▶ [YOUR INSTRUCTIONS]
Which lines hold the word "образований"? Show each of them.

— BEGIN DATASET —

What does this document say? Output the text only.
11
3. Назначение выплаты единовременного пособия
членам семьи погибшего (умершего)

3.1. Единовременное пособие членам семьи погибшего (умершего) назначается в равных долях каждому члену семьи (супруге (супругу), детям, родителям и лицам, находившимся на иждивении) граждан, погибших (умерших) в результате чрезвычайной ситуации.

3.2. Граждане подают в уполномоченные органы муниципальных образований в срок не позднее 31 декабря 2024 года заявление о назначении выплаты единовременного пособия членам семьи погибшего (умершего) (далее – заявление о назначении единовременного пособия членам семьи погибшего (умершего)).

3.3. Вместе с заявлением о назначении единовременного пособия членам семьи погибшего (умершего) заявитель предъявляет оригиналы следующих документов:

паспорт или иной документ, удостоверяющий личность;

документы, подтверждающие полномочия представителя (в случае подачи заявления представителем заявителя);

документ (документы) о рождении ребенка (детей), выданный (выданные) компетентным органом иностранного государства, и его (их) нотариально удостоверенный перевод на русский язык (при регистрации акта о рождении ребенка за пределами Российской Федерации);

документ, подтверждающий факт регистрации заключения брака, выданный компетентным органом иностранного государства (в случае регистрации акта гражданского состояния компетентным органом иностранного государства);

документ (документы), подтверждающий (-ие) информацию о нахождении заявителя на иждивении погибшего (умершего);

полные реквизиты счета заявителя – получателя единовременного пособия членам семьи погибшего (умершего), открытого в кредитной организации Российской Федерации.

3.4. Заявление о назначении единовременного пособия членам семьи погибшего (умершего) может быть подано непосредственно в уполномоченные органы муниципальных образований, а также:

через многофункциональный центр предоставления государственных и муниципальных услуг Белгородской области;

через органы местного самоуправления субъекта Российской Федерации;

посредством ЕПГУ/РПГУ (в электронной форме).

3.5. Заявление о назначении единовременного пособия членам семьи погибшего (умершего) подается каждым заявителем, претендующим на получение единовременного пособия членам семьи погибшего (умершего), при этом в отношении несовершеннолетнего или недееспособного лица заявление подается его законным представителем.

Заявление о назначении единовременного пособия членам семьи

— END DATASET —

▶ [FULL SOLUTION]
3.2. Граждане подают в уполномоченные органы муниципальных образований в срок не позднее 31 декабря 2024 года заявление о назначении выплаты единовременного пособия членам семьи погибшего (умершего) (далее – заявление о назначении единовременного пособия членам семьи погибшего (умершего)).
3.4. Заявление о назначении единовременного пособия членам семьи погибшего (умершего) может быть подано непосредственно в уполномоченные органы муниципальных образований, а также:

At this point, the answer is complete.